---------- Records supplied
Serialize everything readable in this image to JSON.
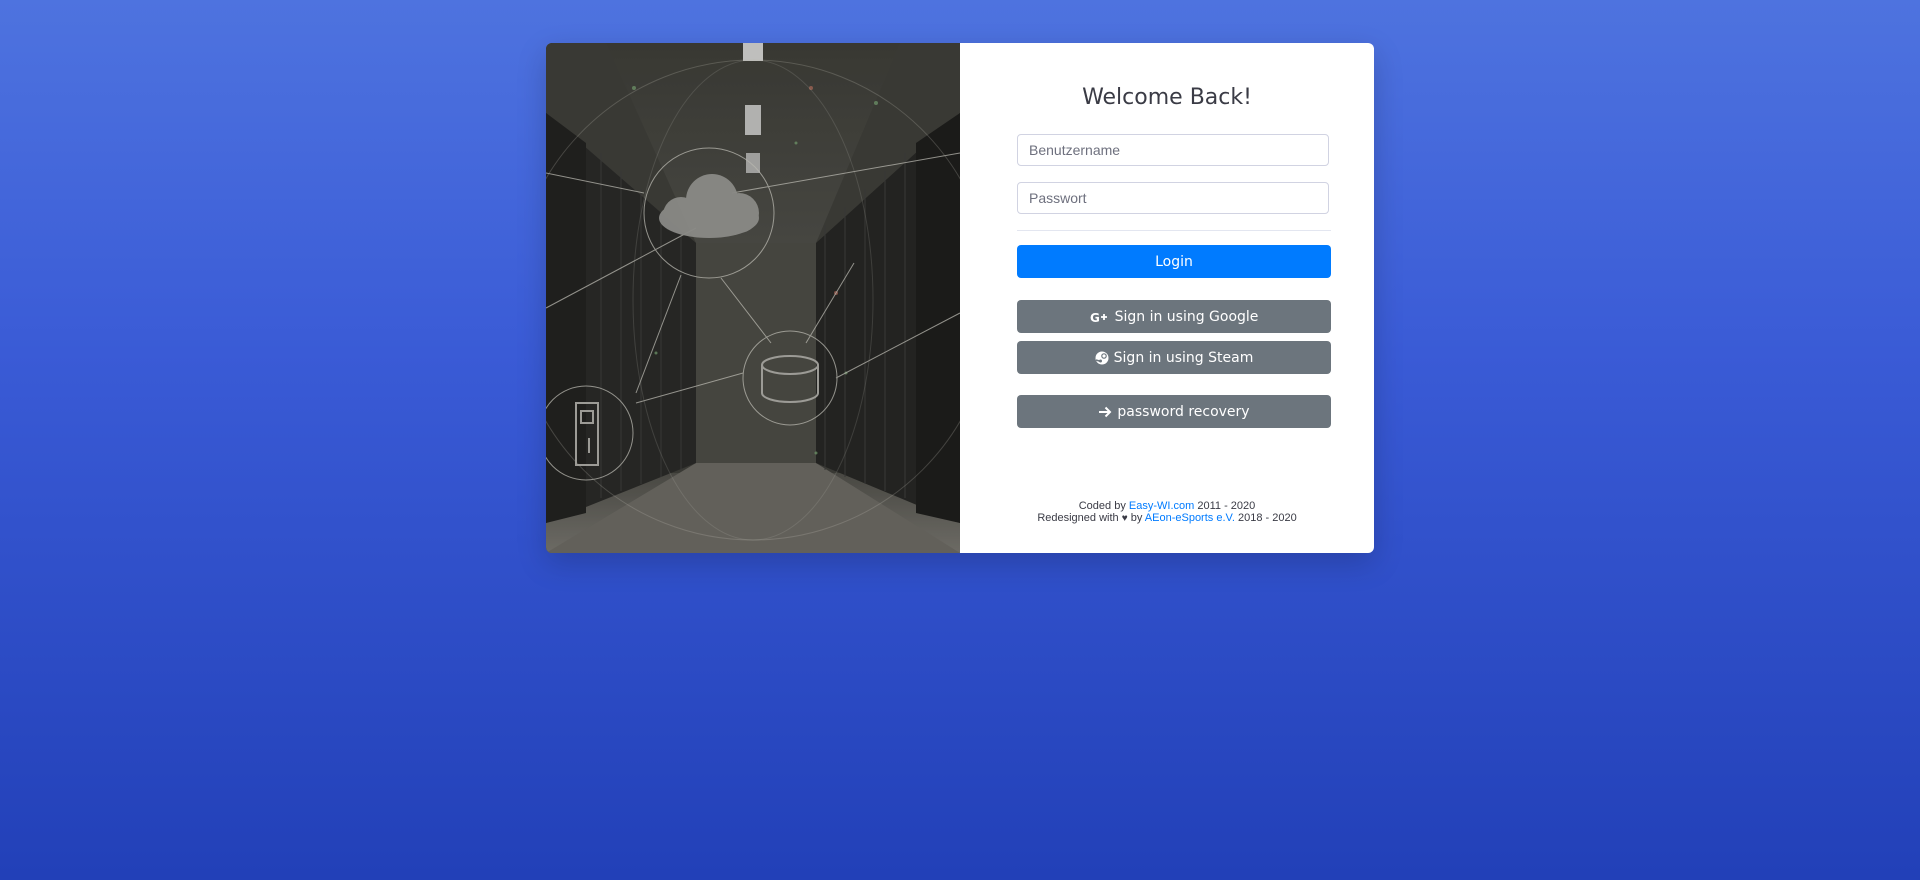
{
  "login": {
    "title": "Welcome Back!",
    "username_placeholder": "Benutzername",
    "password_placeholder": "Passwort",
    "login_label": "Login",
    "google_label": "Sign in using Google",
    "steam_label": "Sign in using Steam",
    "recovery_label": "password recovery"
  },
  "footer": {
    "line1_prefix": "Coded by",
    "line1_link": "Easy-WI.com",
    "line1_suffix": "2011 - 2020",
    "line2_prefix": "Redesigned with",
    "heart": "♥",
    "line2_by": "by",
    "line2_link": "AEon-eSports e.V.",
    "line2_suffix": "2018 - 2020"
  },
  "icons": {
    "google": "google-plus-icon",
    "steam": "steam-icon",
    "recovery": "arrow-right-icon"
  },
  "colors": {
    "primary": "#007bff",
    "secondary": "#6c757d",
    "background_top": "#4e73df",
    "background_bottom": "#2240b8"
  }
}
--------------------
- [Exercise goal]: Reproduce all of the data exactly; the pictures do not belong in the copy.

- [Full output]:
Serialize everything readable in this image to JSON.
{
  "login": {
    "title": "Welcome Back!",
    "username_placeholder": "Benutzername",
    "password_placeholder": "Passwort",
    "login_label": "Login",
    "google_label": "Sign in using Google",
    "steam_label": "Sign in using Steam",
    "recovery_label": "password recovery"
  },
  "footer": {
    "line1_prefix": "Coded by",
    "line1_link": "Easy-WI.com",
    "line1_suffix": "2011 - 2020",
    "line2_prefix": "Redesigned with",
    "heart": "♥",
    "line2_by": "by",
    "line2_link": "AEon-eSports e.V.",
    "line2_suffix": "2018 - 2020"
  },
  "icons": {
    "google": "google-plus-icon",
    "steam": "steam-icon",
    "recovery": "arrow-right-icon"
  },
  "colors": {
    "primary": "#007bff",
    "secondary": "#6c757d",
    "background_top": "#4e73df",
    "background_bottom": "#2240b8"
  }
}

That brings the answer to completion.